> Task goal:
Select every line containing the word "LOADER" from the material, and copy those lines.

> Task material:

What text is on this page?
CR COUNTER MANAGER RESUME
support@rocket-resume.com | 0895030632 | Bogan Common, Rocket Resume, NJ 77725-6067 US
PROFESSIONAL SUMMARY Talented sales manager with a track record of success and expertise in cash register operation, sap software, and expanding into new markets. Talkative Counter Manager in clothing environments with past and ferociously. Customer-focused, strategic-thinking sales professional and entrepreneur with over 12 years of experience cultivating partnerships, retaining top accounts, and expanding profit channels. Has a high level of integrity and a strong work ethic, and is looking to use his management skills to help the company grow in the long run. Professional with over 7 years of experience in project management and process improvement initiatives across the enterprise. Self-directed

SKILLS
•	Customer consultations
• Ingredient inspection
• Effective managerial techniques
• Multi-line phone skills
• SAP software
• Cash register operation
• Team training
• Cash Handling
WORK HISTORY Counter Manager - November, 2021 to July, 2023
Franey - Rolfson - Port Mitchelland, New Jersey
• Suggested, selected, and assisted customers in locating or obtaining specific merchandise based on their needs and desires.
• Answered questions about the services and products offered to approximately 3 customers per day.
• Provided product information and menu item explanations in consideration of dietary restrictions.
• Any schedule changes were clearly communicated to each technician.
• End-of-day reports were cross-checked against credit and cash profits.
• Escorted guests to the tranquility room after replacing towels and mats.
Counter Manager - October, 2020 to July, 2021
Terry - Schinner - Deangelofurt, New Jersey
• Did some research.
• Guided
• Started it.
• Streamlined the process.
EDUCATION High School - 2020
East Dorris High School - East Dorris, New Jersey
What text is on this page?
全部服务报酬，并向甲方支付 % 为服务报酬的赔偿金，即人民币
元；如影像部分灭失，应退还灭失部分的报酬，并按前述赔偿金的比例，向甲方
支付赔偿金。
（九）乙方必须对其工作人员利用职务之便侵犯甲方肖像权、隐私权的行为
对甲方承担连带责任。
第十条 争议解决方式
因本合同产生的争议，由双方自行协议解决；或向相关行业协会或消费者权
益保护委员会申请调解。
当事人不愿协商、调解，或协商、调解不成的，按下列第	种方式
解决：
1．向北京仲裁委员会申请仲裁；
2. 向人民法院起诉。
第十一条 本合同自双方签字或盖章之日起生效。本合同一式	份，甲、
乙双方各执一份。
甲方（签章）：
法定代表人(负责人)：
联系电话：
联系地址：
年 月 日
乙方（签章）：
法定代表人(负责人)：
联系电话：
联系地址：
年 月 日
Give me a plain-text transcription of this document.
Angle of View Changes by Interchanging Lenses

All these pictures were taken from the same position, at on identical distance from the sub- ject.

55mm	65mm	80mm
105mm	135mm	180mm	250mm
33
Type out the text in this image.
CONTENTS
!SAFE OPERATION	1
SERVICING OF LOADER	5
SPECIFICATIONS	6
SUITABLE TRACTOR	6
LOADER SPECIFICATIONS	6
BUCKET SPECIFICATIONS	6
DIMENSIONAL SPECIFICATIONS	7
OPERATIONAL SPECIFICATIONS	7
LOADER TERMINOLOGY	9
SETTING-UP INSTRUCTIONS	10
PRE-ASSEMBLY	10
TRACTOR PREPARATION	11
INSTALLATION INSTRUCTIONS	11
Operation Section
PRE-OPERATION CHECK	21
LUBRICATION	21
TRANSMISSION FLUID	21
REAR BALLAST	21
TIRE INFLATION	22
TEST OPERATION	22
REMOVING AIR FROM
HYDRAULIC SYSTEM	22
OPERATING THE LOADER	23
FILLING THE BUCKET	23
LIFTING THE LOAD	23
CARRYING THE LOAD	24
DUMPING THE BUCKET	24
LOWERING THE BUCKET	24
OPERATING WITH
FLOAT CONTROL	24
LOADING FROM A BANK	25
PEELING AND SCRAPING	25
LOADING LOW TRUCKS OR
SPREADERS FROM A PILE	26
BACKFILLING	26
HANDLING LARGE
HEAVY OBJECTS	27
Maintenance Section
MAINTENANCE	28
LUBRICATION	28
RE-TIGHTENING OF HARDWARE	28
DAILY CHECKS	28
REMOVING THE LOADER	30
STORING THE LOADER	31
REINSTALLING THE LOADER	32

> Output:
SERVICING OF LOADER	5
LOADER SPECIFICATIONS	6
LOADER TERMINOLOGY	9
OPERATING THE LOADER	23
REMOVING THE LOADER	30
STORING THE LOADER	31
REINSTALLING THE LOADER	32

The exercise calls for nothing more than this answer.